=== Source ===

After the shootings in Charleston, the Republican right showed it was finally ready to reject the old symbols of the Confederacy.

On 27 June, an African-American activist named Bree Newsome woke up before dawn, put on her climbing equipment and scaled a 30-foot flagpole on the lawn of State House in Columbia, South Carolina. She then removed the Confederate battle flag that flew from it. “We can’t wait any longer,” she explained later in an online statement. “It’s time for a new chapter where we are sincere about dismantling white supremacy.”

After she was led away in handcuffs, the flag was raised again.

Newsome’s protest reflected a growing impatience within America’s black community and anger about liberal inaction. Political rallies by the Democratic presidential contenders Hillary Clinton and Bernie Sanders have been disrupted by the Black Lives Matter campaign against violence committed on young African Americans and the cultural and legal biases that justify it. While promoting his book on race in the US, the writer Ta-Nehisi Coates argued that, to African Americans, the battle flag represents a lingering attempt “to bury the fact that half this country thought it was a good idea to raise an empire rooted in slavery”.

=== Given data ===

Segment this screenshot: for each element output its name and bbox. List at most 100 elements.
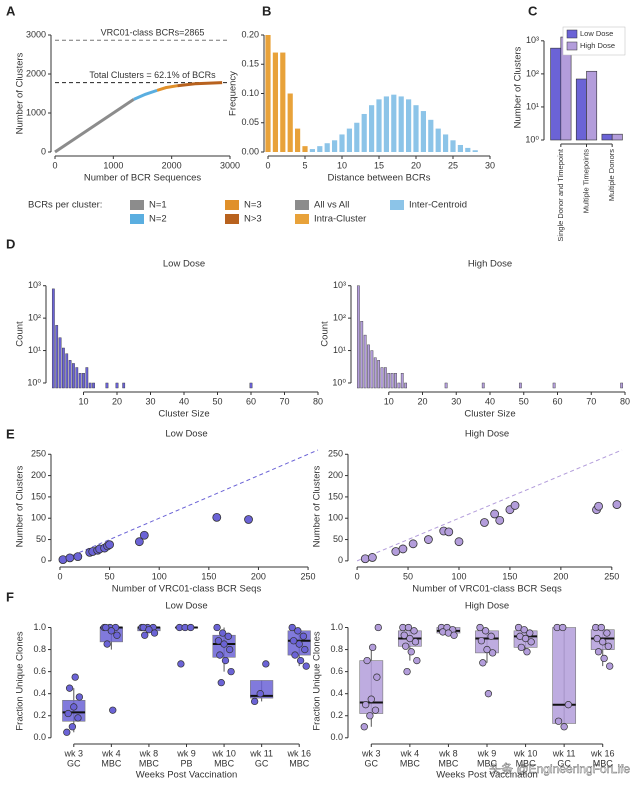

===

Tasks to perform
a) Answer these about the Confederate flag article:
(i) How tall was the flagpole that Bree Newsome climbed?
(ii) What happened to the flag after Newsome was led away in handcuffs?
(iii) Which two Democratic presidential contenders had rallies disrupted by the Black Lives Matter campaign?
b) Reproduce everything in the Confederate flag article from "On 27 June, an" down to "was raised again.", word for word.

Solutions to the tasks
a)
(i) 30 feet
(ii) It was raised again.
(iii) Hillary Clinton and Bernie Sanders

b)
On 27 June, an African-American activist named Bree Newsome woke up before dawn, put on her climbing equipment and scaled a 30-foot flagpole on the lawn of State House in Columbia, South Carolina. She then removed the Confederate battle flag that flew from it. “We can’t wait any longer,” she explained later in an online statement. “It’s time for a new chapter where we are sincere about dismantling white supremacy.”

After she was led away in handcuffs, the flag was raised again.